Please count the lines in the listing below where the word "this" appears. Give the number only.

▸ Records to process:
----
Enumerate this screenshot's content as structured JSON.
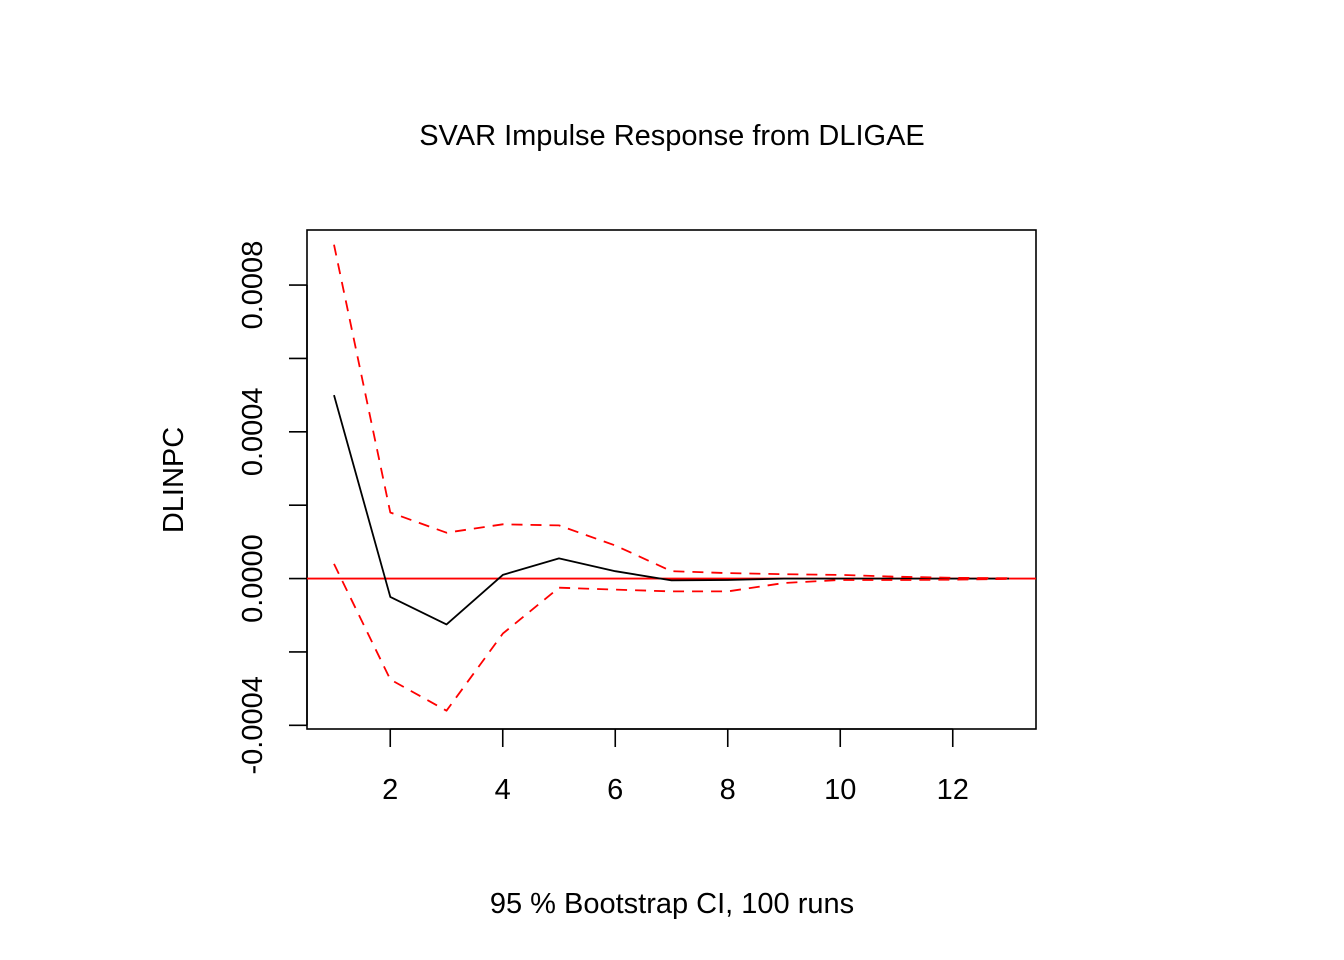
{
  "chart_data": {
    "type": "line",
    "title": "SVAR Impulse Response from DLIGAE",
    "xlabel": "95 % Bootstrap CI,  100 runs",
    "ylabel": "DLINPC",
    "x": [
      1,
      2,
      3,
      4,
      5,
      6,
      7,
      8,
      9,
      10,
      11,
      12,
      13
    ],
    "xlim": [
      0.52,
      13.48
    ],
    "ylim": [
      -0.00041,
      0.00095
    ],
    "x_ticks": [
      2,
      4,
      6,
      8,
      10,
      12
    ],
    "x_tick_labels": [
      "2",
      "4",
      "6",
      "8",
      "10",
      "12"
    ],
    "y_ticks": [
      -0.0004,
      -0.0002,
      0.0,
      0.0002,
      0.0004,
      0.0006,
      0.0008
    ],
    "y_tick_labels": [
      "-0.0004",
      "0.0000",
      "0.0004",
      "0.0008"
    ],
    "y_tick_label_values": [
      -0.0004,
      0.0,
      0.0004,
      0.0008
    ],
    "series": [
      {
        "values": [
          0.0005,
          -5e-05,
          -0.000125,
          1e-05,
          5.5e-05,
          2e-05,
          -5e-06,
          -4e-06,
          0.0,
          0.0,
          0.0,
          0.0,
          0.0
        ],
        "color": "#000000",
        "dash": "solid"
      },
      {
        "values": [
          0.00091,
          0.00018,
          0.000125,
          0.000148,
          0.000145,
          9e-05,
          2e-05,
          1.5e-05,
          1.2e-05,
          1e-05,
          5e-06,
          2e-06,
          1e-06
        ],
        "color": "#ff0000",
        "dash": "dashed"
      },
      {
        "values": [
          4e-05,
          -0.000275,
          -0.00036,
          -0.00015,
          -2.5e-05,
          -3e-05,
          -3.5e-05,
          -3.5e-05,
          -1.2e-05,
          -4e-06,
          -4e-06,
          -3e-06,
          -1e-06
        ],
        "color": "#ff0000",
        "dash": "dashed"
      }
    ],
    "reference_line": {
      "y": 0.0,
      "color": "#ff0000"
    },
    "grid": false,
    "legend": "none"
  }
}
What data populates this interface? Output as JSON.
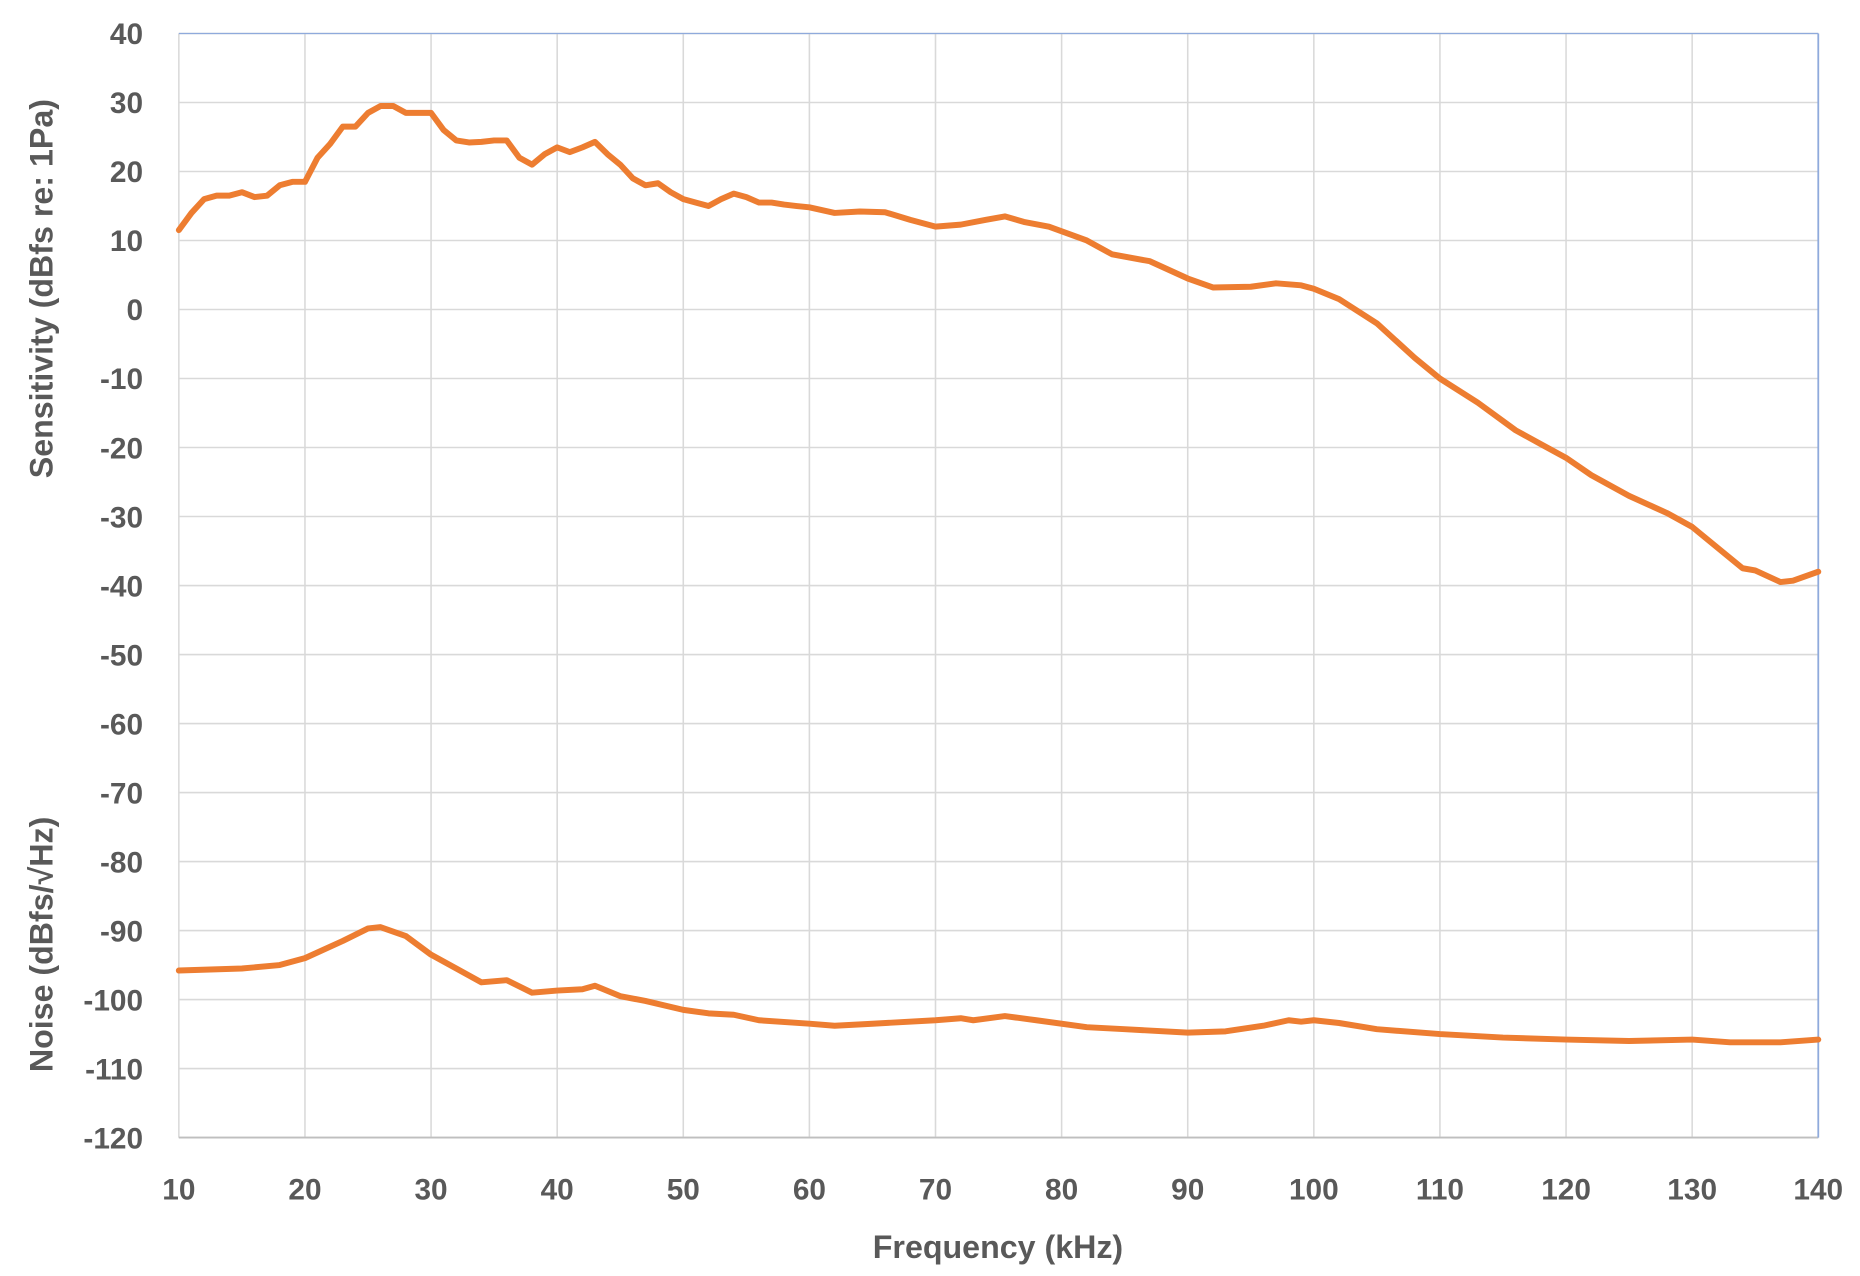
{
  "chart_data": {
    "type": "line",
    "xlabel": "Frequency (kHz)",
    "ylabels": [
      "Sensitivity (dBfs re: 1Pa)",
      "Noise (dBfs/√Hz)"
    ],
    "xlim": [
      10,
      140
    ],
    "ylim": [
      -120,
      40
    ],
    "xticks": [
      "10",
      "20",
      "30",
      "40",
      "50",
      "60",
      "70",
      "80",
      "90",
      "100",
      "110",
      "120",
      "130",
      "140"
    ],
    "yticks": [
      "40",
      "30",
      "20",
      "10",
      "0",
      "-10",
      "-20",
      "-30",
      "-40",
      "-50",
      "-60",
      "-70",
      "-80",
      "-90",
      "-100",
      "-110",
      "-120"
    ],
    "grid": true,
    "line_color": "#ED7D31",
    "series": [
      {
        "x": [
          10,
          11,
          12,
          13,
          14,
          15,
          16,
          17,
          18,
          19,
          20,
          21,
          22,
          23,
          24,
          25,
          26,
          27,
          28,
          29,
          30,
          31,
          32,
          33,
          34,
          35,
          36,
          37,
          38,
          39,
          40,
          41,
          42,
          43,
          44,
          45,
          46,
          47,
          48,
          49,
          50,
          51,
          52,
          53,
          54,
          55,
          56,
          57,
          58,
          59,
          60,
          62,
          64,
          66,
          68,
          70,
          72,
          74,
          75.5,
          77,
          79,
          82,
          84,
          87,
          90,
          92,
          95,
          97,
          99,
          100,
          102,
          105,
          108,
          110,
          113,
          116,
          118,
          120,
          122,
          125,
          128,
          130,
          132,
          134,
          135,
          137,
          138,
          140
        ],
        "y": [
          11.5,
          14,
          16,
          16.5,
          16.5,
          17,
          16.3,
          16.5,
          18,
          18.5,
          18.5,
          22,
          24,
          26.5,
          26.5,
          28.5,
          29.5,
          29.5,
          28.5,
          28.5,
          28.5,
          26,
          24.5,
          24.2,
          24.3,
          24.5,
          24.5,
          22,
          21,
          22.5,
          23.5,
          22.8,
          23.5,
          24.3,
          22.5,
          21,
          19,
          18,
          18.3,
          17,
          16,
          15.5,
          15,
          16,
          16.8,
          16.3,
          15.5,
          15.5,
          15.2,
          15,
          14.8,
          14,
          14.2,
          14.1,
          13,
          12,
          12.3,
          13,
          13.5,
          12.7,
          12,
          10,
          8,
          7,
          4.5,
          3.2,
          3.3,
          3.8,
          3.5,
          3,
          1.5,
          -2,
          -7,
          -10,
          -13.5,
          -17.5,
          -19.5,
          -21.5,
          -24,
          -27,
          -29.5,
          -31.5,
          -34.5,
          -37.5,
          -37.8,
          -39.5,
          -39.3,
          -38
        ]
      },
      {
        "x": [
          10,
          15,
          18,
          20,
          23,
          25,
          26,
          28,
          30,
          32,
          34,
          36,
          38,
          40,
          42,
          43,
          45,
          47,
          50,
          52,
          54,
          56,
          60,
          62,
          65,
          70,
          72,
          73,
          75.5,
          78,
          82,
          85,
          90,
          93,
          96,
          98,
          99,
          100,
          102,
          105,
          110,
          115,
          120,
          125,
          130,
          133,
          137,
          140
        ],
        "y": [
          -95.8,
          -95.5,
          -95,
          -94,
          -91.5,
          -89.7,
          -89.5,
          -90.8,
          -93.5,
          -95.5,
          -97.5,
          -97.2,
          -99,
          -98.7,
          -98.5,
          -98,
          -99.5,
          -100.2,
          -101.5,
          -102,
          -102.2,
          -103,
          -103.5,
          -103.8,
          -103.5,
          -103,
          -102.7,
          -103,
          -102.4,
          -103,
          -104,
          -104.3,
          -104.8,
          -104.6,
          -103.8,
          -103,
          -103.2,
          -103,
          -103.4,
          -104.3,
          -105,
          -105.5,
          -105.8,
          -106,
          -105.8,
          -106.2,
          -106.2,
          -105.8
        ]
      }
    ]
  }
}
----
▸ Written answer:
2